/---
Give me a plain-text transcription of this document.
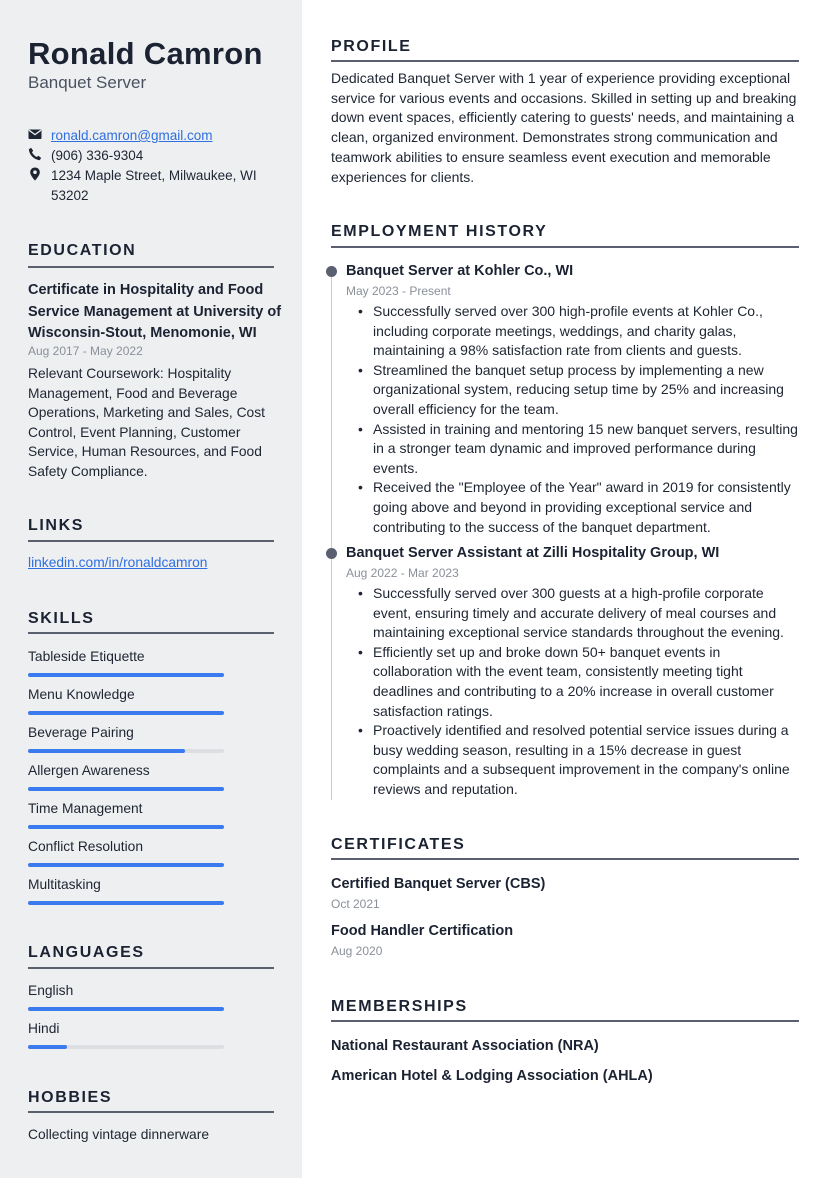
Ronald Camron
Banquet Server
ronald.camron@gmail.com
(906) 336-9304
1234 Maple Street, Milwaukee, WI 53202
EDUCATION
Certificate in Hospitality and Food Service Management at University of Wisconsin-Stout, Menomonie, WI
Aug 2017 - May 2022
Relevant Coursework: Hospitality Management, Food and Beverage Operations, Marketing and Sales, Cost Control, Event Planning, Customer Service, Human Resources, and Food Safety Compliance.
LINKS
linkedin.com/in/ronaldcamron
SKILLS
Tableside Etiquette
Menu Knowledge
Beverage Pairing
Allergen Awareness
Time Management
Conflict Resolution
Multitasking
LANGUAGES
English
Hindi
HOBBIES
Collecting vintage dinnerware
PROFILE
Dedicated Banquet Server with 1 year of experience providing exceptional service for various events and occasions. Skilled in setting up and breaking down event spaces, efficiently catering to guests' needs, and maintaining a clean, organized environment. Demonstrates strong communication and teamwork abilities to ensure seamless event execution and memorable experiences for clients.
EMPLOYMENT HISTORY
Banquet Server at Kohler Co., WI
May 2023 - Present
• Successfully served over 300 high-profile events at Kohler Co., including corporate meetings, weddings, and charity galas, maintaining a 98% satisfaction rate from clients and guests.
• Streamlined the banquet setup process by implementing a new organizational system, reducing setup time by 25% and increasing overall efficiency for the team.
• Assisted in training and mentoring 15 new banquet servers, resulting in a stronger team dynamic and improved performance during events.
• Received the "Employee of the Year" award in 2019 for consistently going above and beyond in providing exceptional service and contributing to the success of the banquet department.
Banquet Server Assistant at Zilli Hospitality Group, WI
Aug 2022 - Mar 2023
• Successfully served over 300 guests at a high-profile corporate event, ensuring timely and accurate delivery of meal courses and maintaining exceptional service standards throughout the evening.
• Efficiently set up and broke down 50+ banquet events in collaboration with the event team, consistently meeting tight deadlines and contributing to a 20% increase in overall customer satisfaction ratings.
• Proactively identified and resolved potential service issues during a busy wedding season, resulting in a 15% decrease in guest complaints and a subsequent improvement in the company's online reviews and reputation.
CERTIFICATES
Certified Banquet Server (CBS)
Oct 2021
Food Handler Certification
Aug 2020
MEMBERSHIPS
National Restaurant Association (NRA)
American Hotel & Lodging Association (AHLA)
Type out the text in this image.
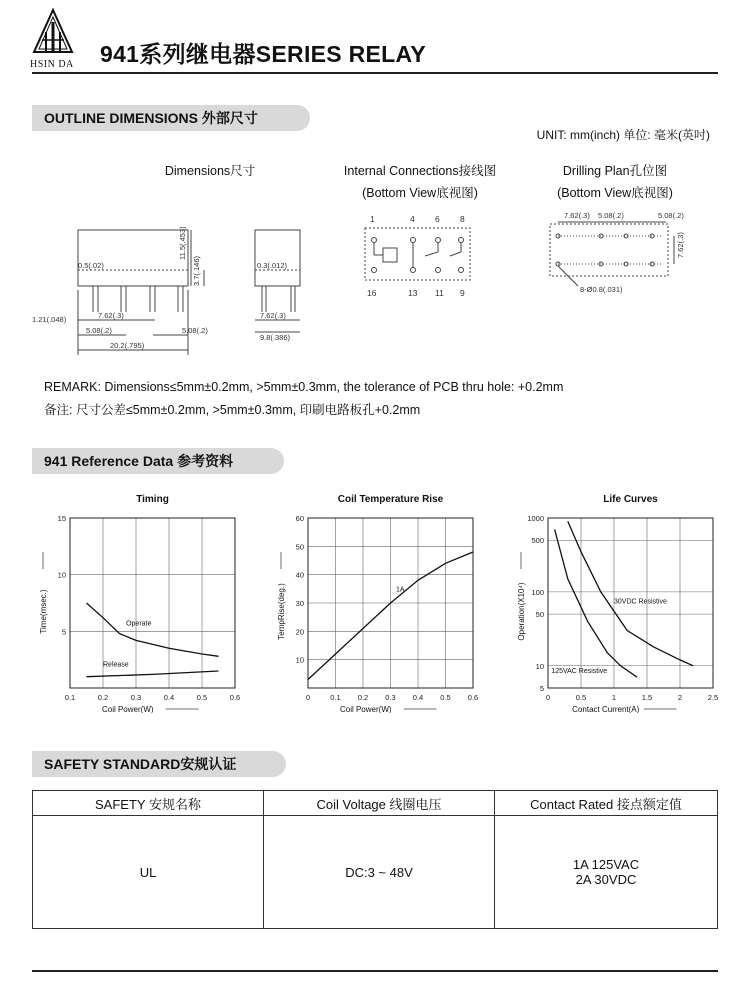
HSIN DA 941系列继电器SERIES RELAY
OUTLINE DIMENSIONS 外部尺寸
UNIT: mm(inch) 单位: 毫米(英吋)
Dimensions尺寸	Internal Connections接线图
(Bottom View底视图)
Drilling Plan孔位图
(Bottom View底视图)
0.5(.02)
11.5(.453)
3.7(.146)
1.21(.048)	7.62(.3)
5.08(.2)	5.08(.2)
20.2(.795)
0.3(.012)
7.62(.3)
9.8(.386)
1	4 6 8
16	13 11 9
7.62(.3) 5.08(.2)	5.08(.2)
7.62(.3)
8-Ø0.8(.031)
REMARK: Dimensions≤5mm±0.2mm, >5mm±0.3mm, the tolerance of PCB thru hole: +0.2mm
备注: 尺寸公差≤5mm±0.2mm, >5mm±0.3mm, 印刷电路板孔+0.2mm
941 Reference Data 参考资料
Timing
0.1	0.2	0.3	0.4	0.5	0.6
5
10
15
Coil Power(W)
Time(msec.)	Operate
Release
Coil Temperature Rise
0	0.1 0.2 0.3 0.4 0.5 0.6
10
20
30
40
50
60
Coil Power(W)
TempRise(deg.)	1A
Life Curves
0	0.5	1	1.5	2	2.5
5
10
50
100
500
1000
Contact Current(A)
Operation(X10⁴)	30VDC Resistive
125VAC Resistive
SAFETY STANDARD安规认证
SAFETY 安规名称	Coil Voltage 线圈电压	Contact Rated 接点额定值
UL	DC:3 ~ 48V	1A 125VAC
2A 30VDC
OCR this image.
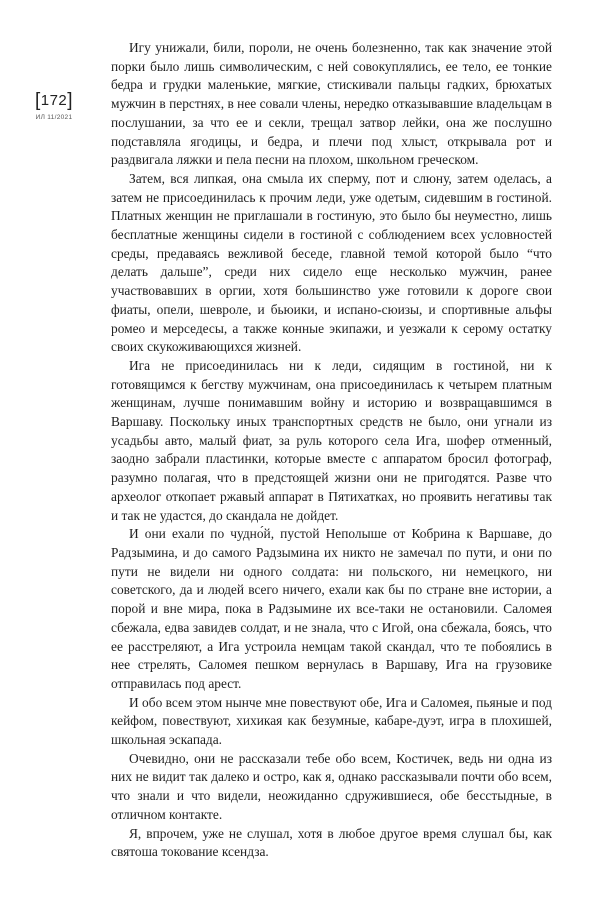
[172]
ИЛ 11/2021

Игу унижали, били, пороли, не очень болезненно, так как значение этой порки было лишь символическим, с ней совокуплялись, ее тело, ее тонкие бедра и грудки маленькие, мягкие, стискивали пальцы гадких, брюхатых мужчин в перстнях, в нее совали члены, нередко отказывавшие владельцам в послушании, за что ее и секли, трещал затвор лейки, она же послушно подставляла ягодицы, и бедра, и плечи под хлыст, открывала рот и раздвигала ляжки и пела песни на плохом, школьном греческом.

Затем, вся липкая, она смыла их сперму, пот и слюну, затем оделась, а затем не присоединилась к прочим леди, уже одетым, сидевшим в гостиной. Платных женщин не приглашали в гостиную, это было бы неуместно, лишь бесплатные женщины сидели в гостиной с соблюдением всех условностей среды, предаваясь вежливой беседе, главной темой которой было “что делать дальше”, среди них сидело еще несколько мужчин, ранее участвовавших в оргии, хотя большинство уже готовили к дороге свои фиаты, опели, шевроле, и бьюики, и испано-сюизы, и спортивные альфы ромео и мерседесы, а также конные экипажи, и уезжали к серому остатку своих скукоживающихся жизней.

Ига не присоединилась ни к леди, сидящим в гостиной, ни к готовящимся к бегству мужчинам, она присоединилась к четырем платным женщинам, лучше понимавшим войну и историю и возвращавшимся в Варшаву. Поскольку иных транспортных средств не было, они угнали из усадьбы авто, малый фиат, за руль которого села Ига, шофер отменный, заодно забрали пластинки, которые вместе с аппаратом бросил фотограф, разумно полагая, что в предстоящей жизни они не пригодятся. Разве что археолог откопает ржавый аппарат в Пятихатках, но проявить негативы так и так не удастся, до скандала не дойдет.

И они ехали по чудно́й, пустой Неполыше от Кобрина к Варшаве, до Радзымина, и до самого Радзымина их никто не замечал по пути, и они по пути не видели ни одного солдата: ни польского, ни немецкого, ни советского, да и людей всего ничего, ехали как бы по стране вне истории, а порой и вне мира, пока в Радзымине их все-таки не остановили. Саломея сбежала, едва завидев солдат, и не знала, что с Игой, она сбежала, боясь, что ее расстреляют, а Ига устроила немцам такой скандал, что те побоялись в нее стрелять, Саломея пешком вернулась в Варшаву, Ига на грузовике отправилась под арест.

И обо всем этом нынче мне повествуют обе, Ига и Саломея, пьяные и под кейфом, повествуют, хихикая как безумные, кабаре-дуэт, игра в плохишей, школьная эскапада.

Очевидно, они не рассказали тебе обо всем, Костичек, ведь ни одна из них не видит так далеко и остро, как я, однако рассказывали почти обо всем, что знали и что видели, неожиданно сдружившиеся, обе бесстыдные, в отличном контакте.

Я, впрочем, уже не слушал, хотя в любое другое время слушал бы, как святоша токование ксендза.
\---
WHAT TO PRODUCE: Pull out all lines containing the word "resulting" from the entries above.

WORKED SOLUTION:
• Assisted in training and mentoring 15 new banquet servers, resulting in a stronger team dynamic and improved performance during events.
• Proactively identified and resolved potential service issues during a busy wedding season, resulting in a 15% decrease in guest complaints and a subsequent improvement in the company's online reviews and reputation.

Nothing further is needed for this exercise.